**Problem details:** Count how many lines include "OANDA" and answer with that number only.

**Entries supplied:**
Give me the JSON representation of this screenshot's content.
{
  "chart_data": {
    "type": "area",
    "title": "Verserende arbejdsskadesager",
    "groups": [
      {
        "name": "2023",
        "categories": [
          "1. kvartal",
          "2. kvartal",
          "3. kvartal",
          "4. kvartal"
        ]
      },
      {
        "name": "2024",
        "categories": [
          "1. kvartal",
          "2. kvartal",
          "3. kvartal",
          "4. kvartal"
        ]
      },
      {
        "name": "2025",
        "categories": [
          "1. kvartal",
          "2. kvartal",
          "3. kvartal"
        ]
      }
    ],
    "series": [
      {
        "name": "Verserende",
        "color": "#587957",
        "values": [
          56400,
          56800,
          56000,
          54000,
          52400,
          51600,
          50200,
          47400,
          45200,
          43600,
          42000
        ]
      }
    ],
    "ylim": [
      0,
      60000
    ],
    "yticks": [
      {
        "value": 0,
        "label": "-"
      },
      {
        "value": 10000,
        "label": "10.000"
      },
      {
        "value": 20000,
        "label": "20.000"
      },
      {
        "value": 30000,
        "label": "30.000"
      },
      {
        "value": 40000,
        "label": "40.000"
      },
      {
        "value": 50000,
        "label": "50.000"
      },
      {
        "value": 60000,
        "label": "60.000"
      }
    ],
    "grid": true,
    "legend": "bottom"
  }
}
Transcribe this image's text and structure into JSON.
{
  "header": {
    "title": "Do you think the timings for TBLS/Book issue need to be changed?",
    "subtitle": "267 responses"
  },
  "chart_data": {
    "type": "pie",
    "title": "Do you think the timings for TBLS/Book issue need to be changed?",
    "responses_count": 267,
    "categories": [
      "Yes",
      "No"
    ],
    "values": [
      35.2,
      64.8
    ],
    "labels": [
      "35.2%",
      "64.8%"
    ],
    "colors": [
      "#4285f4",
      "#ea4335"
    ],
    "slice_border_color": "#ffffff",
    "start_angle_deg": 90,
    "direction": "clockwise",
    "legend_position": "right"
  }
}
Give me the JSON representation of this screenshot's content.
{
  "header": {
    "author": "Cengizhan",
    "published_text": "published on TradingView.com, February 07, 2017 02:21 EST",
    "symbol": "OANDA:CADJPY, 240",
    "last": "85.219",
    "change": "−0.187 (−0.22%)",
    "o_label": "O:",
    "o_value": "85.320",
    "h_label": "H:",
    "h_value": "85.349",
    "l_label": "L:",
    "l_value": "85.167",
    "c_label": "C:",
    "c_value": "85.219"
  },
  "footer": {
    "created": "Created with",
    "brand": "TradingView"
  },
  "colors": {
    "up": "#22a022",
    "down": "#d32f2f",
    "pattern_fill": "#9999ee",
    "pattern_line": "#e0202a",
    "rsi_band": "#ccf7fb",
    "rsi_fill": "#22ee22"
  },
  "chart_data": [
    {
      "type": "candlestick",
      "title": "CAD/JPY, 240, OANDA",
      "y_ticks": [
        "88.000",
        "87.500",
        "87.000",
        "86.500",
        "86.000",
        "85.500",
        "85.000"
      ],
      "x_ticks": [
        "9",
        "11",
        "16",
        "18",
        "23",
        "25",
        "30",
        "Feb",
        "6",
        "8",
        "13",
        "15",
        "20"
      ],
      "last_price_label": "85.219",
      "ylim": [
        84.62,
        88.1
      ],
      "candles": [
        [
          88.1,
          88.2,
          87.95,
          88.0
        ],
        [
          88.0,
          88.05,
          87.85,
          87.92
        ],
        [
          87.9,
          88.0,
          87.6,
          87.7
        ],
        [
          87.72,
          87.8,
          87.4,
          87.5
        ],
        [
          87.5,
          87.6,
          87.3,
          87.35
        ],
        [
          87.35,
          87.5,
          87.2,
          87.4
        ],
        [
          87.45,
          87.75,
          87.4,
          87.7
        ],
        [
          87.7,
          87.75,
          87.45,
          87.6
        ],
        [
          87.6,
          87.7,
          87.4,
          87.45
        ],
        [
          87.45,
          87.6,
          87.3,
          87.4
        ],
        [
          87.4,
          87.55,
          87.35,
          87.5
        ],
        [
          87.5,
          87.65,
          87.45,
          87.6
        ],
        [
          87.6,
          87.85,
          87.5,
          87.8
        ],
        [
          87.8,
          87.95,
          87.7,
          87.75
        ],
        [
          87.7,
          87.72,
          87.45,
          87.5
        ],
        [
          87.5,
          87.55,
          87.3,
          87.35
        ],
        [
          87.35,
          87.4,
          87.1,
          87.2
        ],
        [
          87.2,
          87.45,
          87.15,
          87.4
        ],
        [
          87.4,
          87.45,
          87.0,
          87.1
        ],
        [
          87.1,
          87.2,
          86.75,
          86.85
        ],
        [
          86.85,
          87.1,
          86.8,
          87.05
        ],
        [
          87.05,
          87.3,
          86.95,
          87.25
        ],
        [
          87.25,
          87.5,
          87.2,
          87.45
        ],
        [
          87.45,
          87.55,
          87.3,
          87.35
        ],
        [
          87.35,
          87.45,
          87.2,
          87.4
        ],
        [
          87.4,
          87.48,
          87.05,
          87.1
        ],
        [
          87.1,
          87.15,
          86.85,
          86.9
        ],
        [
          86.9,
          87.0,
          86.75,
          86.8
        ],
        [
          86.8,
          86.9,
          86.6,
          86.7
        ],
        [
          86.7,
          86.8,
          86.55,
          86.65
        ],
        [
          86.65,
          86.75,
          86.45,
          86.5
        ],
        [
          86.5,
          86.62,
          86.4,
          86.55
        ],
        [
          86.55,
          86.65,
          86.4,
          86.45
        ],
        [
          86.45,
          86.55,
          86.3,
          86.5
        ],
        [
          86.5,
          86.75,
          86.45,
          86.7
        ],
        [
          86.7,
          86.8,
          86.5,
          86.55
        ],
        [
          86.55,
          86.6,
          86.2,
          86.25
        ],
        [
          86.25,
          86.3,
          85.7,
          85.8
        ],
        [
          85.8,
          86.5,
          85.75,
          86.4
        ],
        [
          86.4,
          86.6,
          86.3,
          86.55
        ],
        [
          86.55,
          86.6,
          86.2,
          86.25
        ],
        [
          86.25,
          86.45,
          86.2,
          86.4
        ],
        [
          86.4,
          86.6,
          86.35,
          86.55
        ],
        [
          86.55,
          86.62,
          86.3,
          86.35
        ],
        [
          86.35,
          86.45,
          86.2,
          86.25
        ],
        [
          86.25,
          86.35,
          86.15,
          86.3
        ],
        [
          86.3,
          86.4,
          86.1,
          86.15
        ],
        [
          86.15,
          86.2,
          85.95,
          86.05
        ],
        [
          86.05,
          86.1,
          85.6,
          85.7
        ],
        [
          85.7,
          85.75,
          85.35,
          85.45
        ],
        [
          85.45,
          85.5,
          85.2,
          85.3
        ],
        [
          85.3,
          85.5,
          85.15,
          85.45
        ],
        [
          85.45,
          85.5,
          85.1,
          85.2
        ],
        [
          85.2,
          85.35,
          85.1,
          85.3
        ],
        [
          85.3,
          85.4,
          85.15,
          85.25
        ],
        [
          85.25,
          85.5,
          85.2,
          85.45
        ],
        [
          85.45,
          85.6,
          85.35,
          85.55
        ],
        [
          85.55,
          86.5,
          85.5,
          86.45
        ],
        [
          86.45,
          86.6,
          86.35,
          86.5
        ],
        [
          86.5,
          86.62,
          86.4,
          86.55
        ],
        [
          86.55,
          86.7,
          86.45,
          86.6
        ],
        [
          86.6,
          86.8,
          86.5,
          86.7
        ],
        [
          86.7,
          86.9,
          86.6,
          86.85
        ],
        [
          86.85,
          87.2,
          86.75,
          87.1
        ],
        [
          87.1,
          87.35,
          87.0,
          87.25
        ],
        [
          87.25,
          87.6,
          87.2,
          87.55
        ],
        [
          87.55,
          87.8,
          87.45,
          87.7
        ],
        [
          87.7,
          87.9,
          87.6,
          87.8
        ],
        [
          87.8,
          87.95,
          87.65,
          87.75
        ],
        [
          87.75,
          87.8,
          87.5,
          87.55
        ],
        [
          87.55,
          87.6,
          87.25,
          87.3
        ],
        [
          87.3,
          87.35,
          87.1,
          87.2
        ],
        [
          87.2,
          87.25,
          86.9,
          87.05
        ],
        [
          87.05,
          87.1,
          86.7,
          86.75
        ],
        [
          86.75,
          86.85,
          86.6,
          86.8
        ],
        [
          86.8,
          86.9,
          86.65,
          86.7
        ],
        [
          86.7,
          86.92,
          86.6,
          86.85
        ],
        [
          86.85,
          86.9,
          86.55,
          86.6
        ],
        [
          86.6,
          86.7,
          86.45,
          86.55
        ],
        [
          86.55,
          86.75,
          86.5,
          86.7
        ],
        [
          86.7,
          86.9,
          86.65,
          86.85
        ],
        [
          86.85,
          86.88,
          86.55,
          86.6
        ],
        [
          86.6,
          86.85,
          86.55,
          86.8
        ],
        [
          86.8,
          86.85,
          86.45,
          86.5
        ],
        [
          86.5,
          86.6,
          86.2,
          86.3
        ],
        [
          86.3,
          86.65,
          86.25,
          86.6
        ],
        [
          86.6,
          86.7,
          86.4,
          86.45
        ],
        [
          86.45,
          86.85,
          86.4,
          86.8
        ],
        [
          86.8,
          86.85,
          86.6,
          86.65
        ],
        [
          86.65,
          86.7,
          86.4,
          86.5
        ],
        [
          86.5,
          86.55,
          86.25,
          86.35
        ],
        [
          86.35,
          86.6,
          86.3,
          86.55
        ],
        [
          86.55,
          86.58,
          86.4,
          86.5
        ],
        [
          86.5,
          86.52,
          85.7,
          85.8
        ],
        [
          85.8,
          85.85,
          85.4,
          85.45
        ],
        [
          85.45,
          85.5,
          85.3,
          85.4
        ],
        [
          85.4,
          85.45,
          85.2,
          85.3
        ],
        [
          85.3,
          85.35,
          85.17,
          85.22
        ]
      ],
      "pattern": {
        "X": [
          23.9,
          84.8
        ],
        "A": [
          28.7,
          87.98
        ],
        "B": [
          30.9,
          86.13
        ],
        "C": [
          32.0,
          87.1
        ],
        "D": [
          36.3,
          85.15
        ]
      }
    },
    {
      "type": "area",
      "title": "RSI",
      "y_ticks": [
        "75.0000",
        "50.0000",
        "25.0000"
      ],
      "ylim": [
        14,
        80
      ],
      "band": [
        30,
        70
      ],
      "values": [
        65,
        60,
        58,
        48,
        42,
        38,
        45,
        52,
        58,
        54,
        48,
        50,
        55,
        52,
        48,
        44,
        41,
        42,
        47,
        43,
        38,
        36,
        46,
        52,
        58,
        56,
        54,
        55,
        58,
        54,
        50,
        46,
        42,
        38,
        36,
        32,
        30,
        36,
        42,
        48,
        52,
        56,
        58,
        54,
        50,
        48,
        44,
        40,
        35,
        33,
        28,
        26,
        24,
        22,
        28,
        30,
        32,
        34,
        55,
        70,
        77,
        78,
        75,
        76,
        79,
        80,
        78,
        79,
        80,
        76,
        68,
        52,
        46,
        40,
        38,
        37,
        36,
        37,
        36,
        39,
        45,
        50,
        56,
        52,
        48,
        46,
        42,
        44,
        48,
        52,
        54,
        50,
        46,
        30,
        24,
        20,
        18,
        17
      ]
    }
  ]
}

**Answer to the task:** 2